What this task involves —
Using the listing below, report all lines holding the word "xlabel".

__________

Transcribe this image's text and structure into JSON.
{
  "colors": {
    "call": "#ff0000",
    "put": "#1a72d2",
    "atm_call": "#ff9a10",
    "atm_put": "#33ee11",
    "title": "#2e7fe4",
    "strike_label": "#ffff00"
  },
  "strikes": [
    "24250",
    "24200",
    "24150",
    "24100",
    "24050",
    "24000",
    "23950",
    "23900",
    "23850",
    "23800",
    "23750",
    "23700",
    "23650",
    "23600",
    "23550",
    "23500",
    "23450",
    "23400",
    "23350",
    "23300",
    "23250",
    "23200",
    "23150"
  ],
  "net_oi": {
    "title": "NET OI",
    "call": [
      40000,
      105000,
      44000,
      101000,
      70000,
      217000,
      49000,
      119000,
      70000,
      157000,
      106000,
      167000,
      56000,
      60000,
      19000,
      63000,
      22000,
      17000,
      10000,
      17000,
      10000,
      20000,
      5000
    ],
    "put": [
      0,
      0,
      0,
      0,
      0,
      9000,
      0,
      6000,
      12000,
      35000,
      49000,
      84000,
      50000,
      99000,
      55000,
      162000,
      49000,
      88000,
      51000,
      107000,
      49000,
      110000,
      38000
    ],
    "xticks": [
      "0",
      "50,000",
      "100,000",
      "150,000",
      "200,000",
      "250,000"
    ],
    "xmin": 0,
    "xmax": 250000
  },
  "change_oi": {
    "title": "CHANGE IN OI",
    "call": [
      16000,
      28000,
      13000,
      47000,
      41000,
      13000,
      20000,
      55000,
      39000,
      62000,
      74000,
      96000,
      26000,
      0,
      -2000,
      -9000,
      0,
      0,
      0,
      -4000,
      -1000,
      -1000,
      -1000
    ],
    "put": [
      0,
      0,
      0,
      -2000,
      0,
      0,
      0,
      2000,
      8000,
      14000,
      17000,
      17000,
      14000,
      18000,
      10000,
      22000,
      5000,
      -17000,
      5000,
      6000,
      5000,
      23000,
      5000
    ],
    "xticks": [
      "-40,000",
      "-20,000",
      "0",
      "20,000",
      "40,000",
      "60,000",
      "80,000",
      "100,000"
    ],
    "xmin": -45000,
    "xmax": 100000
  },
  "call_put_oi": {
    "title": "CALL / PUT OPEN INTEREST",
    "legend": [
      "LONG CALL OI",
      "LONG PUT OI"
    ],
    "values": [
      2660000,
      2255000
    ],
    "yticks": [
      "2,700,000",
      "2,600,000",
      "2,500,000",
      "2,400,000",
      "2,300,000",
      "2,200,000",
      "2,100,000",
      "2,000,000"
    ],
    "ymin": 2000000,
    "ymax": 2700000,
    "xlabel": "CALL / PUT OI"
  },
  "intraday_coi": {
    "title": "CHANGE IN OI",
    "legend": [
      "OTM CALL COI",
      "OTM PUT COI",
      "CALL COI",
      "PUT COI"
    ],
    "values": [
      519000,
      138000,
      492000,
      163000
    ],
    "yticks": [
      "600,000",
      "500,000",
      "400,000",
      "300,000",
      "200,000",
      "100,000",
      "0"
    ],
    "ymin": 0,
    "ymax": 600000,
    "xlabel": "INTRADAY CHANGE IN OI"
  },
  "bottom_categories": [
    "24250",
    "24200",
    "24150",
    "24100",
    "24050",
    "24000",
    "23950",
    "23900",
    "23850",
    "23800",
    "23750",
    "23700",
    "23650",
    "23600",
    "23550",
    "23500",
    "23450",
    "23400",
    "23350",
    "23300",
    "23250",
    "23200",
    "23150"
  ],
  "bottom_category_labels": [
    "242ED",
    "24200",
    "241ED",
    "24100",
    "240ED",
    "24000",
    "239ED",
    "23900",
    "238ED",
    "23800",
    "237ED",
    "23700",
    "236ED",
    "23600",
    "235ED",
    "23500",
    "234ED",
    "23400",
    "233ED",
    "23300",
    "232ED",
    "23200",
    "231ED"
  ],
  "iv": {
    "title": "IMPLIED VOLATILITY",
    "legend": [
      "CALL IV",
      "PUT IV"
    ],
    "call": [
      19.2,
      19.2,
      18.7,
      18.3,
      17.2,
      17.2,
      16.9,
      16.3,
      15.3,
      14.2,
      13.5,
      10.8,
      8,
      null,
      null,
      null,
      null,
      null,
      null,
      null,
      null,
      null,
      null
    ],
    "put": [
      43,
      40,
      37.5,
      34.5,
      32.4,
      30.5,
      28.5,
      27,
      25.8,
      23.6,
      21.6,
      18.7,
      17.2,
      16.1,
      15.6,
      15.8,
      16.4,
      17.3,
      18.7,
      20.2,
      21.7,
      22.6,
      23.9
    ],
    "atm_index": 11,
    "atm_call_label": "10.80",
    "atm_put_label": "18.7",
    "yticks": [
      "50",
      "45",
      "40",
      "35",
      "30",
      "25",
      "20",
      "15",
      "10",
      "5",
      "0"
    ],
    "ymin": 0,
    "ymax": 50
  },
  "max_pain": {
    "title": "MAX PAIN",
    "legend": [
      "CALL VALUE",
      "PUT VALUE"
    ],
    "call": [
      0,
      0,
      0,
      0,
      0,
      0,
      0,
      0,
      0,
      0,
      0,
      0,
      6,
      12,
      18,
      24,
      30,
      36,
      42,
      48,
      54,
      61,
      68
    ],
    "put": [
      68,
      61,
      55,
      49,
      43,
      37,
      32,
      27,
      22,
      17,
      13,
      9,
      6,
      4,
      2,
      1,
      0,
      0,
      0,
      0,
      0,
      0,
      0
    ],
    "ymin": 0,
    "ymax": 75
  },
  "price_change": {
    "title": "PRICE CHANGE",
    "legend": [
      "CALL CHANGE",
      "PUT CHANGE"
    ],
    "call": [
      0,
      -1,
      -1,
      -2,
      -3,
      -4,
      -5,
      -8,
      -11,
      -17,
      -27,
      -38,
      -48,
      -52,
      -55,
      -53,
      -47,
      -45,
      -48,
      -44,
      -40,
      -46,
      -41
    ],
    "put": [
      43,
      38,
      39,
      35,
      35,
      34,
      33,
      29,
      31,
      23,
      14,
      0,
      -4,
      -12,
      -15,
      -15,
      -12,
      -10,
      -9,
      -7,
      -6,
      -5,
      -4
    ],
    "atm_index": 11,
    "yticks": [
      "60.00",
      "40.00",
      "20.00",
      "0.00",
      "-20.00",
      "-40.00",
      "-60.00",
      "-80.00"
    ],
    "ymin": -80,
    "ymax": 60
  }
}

__________

Solution to the problem —
    "xlabel": "CALL / PUT OI"
    "xlabel": "INTRADAY CHANGE IN OI"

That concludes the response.